[EXTRACTED MATERIAL]
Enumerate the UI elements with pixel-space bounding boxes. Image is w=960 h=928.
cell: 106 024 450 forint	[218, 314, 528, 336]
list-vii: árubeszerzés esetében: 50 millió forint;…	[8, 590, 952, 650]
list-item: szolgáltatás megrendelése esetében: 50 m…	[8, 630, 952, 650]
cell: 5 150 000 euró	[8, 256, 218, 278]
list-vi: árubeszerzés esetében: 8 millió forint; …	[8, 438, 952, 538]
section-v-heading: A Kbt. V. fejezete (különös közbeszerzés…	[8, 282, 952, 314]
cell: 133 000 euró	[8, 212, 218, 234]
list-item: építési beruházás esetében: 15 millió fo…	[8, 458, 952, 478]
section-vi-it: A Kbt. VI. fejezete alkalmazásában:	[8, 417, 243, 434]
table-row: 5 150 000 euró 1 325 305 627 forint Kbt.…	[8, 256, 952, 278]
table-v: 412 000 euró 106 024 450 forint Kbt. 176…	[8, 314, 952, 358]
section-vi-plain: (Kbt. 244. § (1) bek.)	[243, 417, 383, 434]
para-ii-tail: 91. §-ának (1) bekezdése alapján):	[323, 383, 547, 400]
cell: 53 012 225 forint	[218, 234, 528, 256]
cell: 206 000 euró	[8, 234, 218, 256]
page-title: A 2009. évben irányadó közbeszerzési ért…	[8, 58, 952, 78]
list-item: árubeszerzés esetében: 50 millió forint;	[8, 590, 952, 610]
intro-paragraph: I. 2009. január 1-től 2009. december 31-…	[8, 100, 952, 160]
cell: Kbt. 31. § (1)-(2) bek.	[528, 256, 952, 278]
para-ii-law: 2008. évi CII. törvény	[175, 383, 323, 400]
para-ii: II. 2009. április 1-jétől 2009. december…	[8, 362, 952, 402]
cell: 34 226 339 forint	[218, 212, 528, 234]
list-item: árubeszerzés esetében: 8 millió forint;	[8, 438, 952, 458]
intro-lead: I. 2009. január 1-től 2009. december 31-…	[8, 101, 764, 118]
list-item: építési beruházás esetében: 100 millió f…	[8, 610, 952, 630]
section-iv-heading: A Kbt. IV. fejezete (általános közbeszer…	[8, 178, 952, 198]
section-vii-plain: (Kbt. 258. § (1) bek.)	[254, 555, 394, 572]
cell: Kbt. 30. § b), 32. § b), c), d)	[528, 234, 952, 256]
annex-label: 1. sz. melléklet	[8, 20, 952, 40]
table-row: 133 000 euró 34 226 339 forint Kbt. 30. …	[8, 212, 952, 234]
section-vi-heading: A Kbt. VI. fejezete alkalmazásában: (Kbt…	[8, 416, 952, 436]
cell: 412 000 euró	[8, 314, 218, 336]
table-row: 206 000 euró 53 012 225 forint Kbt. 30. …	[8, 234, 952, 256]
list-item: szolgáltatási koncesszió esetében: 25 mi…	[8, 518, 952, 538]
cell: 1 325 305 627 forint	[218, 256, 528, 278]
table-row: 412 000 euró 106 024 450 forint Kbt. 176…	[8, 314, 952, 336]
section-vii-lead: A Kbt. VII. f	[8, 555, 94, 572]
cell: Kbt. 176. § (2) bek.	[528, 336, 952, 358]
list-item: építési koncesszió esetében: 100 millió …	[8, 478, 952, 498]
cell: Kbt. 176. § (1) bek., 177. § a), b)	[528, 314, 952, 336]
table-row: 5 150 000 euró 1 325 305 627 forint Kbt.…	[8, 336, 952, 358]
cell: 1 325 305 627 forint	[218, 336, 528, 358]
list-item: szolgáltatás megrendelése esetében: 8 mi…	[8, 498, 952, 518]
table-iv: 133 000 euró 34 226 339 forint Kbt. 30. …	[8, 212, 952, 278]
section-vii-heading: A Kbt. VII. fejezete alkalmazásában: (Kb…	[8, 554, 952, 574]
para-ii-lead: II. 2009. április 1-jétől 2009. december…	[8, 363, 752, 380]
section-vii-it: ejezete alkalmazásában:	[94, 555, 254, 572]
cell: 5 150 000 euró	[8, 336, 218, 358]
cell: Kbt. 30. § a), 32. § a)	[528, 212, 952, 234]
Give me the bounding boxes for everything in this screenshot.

[WORK TO DO] Copy out every line of the items above with no changes at all, keeping the original order.

[FINAL RESULT]
Enumerate the UI elements with pixel-space bounding boxes. Image is w=960 h=928.
cell: 106 024 450 forint	[218, 314, 528, 336]
list-vii: árubeszerzés esetében: 50 millió forint;…	[8, 590, 952, 650]
list-item: szolgáltatás megrendelése esetében: 50 m…	[8, 630, 952, 650]
cell: 5 150 000 euró	[8, 256, 218, 278]
list-vi: árubeszerzés esetében: 8 millió forint; …	[8, 438, 952, 538]
section-v-heading: A Kbt. V. fejezete (különös közbeszerzés…	[8, 282, 952, 314]
cell: 133 000 euró	[8, 212, 218, 234]
list-item: építési beruházás esetében: 15 millió fo…	[8, 458, 952, 478]
section-vi-it: A Kbt. VI. fejezete alkalmazásában:	[8, 417, 243, 434]
table-row: 5 150 000 euró 1 325 305 627 forint Kbt.…	[8, 256, 952, 278]
table-v: 412 000 euró 106 024 450 forint Kbt. 176…	[8, 314, 952, 358]
section-vi-plain: (Kbt. 244. § (1) bek.)	[243, 417, 383, 434]
para-ii-tail: 91. §-ának (1) bekezdése alapján):	[323, 383, 547, 400]
cell: 53 012 225 forint	[218, 234, 528, 256]
cell: 206 000 euró	[8, 234, 218, 256]
page-title: A 2009. évben irányadó közbeszerzési ért…	[8, 58, 952, 78]
list-item: árubeszerzés esetében: 50 millió forint;	[8, 590, 952, 610]
intro-paragraph: I. 2009. január 1-től 2009. december 31-…	[8, 100, 952, 160]
cell: Kbt. 31. § (1)-(2) bek.	[528, 256, 952, 278]
para-ii-law: 2008. évi CII. törvény	[175, 383, 323, 400]
para-ii: II. 2009. április 1-jétől 2009. december…	[8, 362, 952, 402]
cell: 34 226 339 forint	[218, 212, 528, 234]
list-item: árubeszerzés esetében: 8 millió forint;	[8, 438, 952, 458]
intro-lead: I. 2009. január 1-től 2009. december 31-…	[8, 101, 764, 118]
list-item: építési beruházás esetében: 100 millió f…	[8, 610, 952, 630]
section-iv-heading: A Kbt. IV. fejezete (általános közbeszer…	[8, 178, 952, 198]
section-vii-plain: (Kbt. 258. § (1) bek.)	[254, 555, 394, 572]
cell: Kbt. 30. § b), 32. § b), c), d)	[528, 234, 952, 256]
annex-label: 1. sz. melléklet	[8, 20, 952, 40]
table-row: 133 000 euró 34 226 339 forint Kbt. 30. …	[8, 212, 952, 234]
section-vi-heading: A Kbt. VI. fejezete alkalmazásában: (Kbt…	[8, 416, 952, 436]
cell: 412 000 euró	[8, 314, 218, 336]
table-row: 206 000 euró 53 012 225 forint Kbt. 30. …	[8, 234, 952, 256]
list-item: szolgáltatási koncesszió esetében: 25 mi…	[8, 518, 952, 538]
cell: 1 325 305 627 forint	[218, 256, 528, 278]
table-row: 412 000 euró 106 024 450 forint Kbt. 176…	[8, 314, 952, 336]
section-vii-lead: A Kbt. VII. f	[8, 555, 94, 572]
cell: Kbt. 176. § (2) bek.	[528, 336, 952, 358]
list-item: építési koncesszió esetében: 100 millió …	[8, 478, 952, 498]
cell: Kbt. 176. § (1) bek., 177. § a), b)	[528, 314, 952, 336]
table-row: 5 150 000 euró 1 325 305 627 forint Kbt.…	[8, 336, 952, 358]
cell: 1 325 305 627 forint	[218, 336, 528, 358]
list-item: szolgáltatás megrendelése esetében: 8 mi…	[8, 498, 952, 518]
table-iv: 133 000 euró 34 226 339 forint Kbt. 30. …	[8, 212, 952, 278]
section-vii-heading: A Kbt. VII. fejezete alkalmazásában: (Kb…	[8, 554, 952, 574]
para-ii-lead: II. 2009. április 1-jétől 2009. december…	[8, 363, 752, 380]
section-vii-it: ejezete alkalmazásában:	[94, 555, 254, 572]
cell: 5 150 000 euró	[8, 336, 218, 358]
cell: Kbt. 30. § a), 32. § a)	[528, 212, 952, 234]
Give me the bounding boxes for everything in this screenshot.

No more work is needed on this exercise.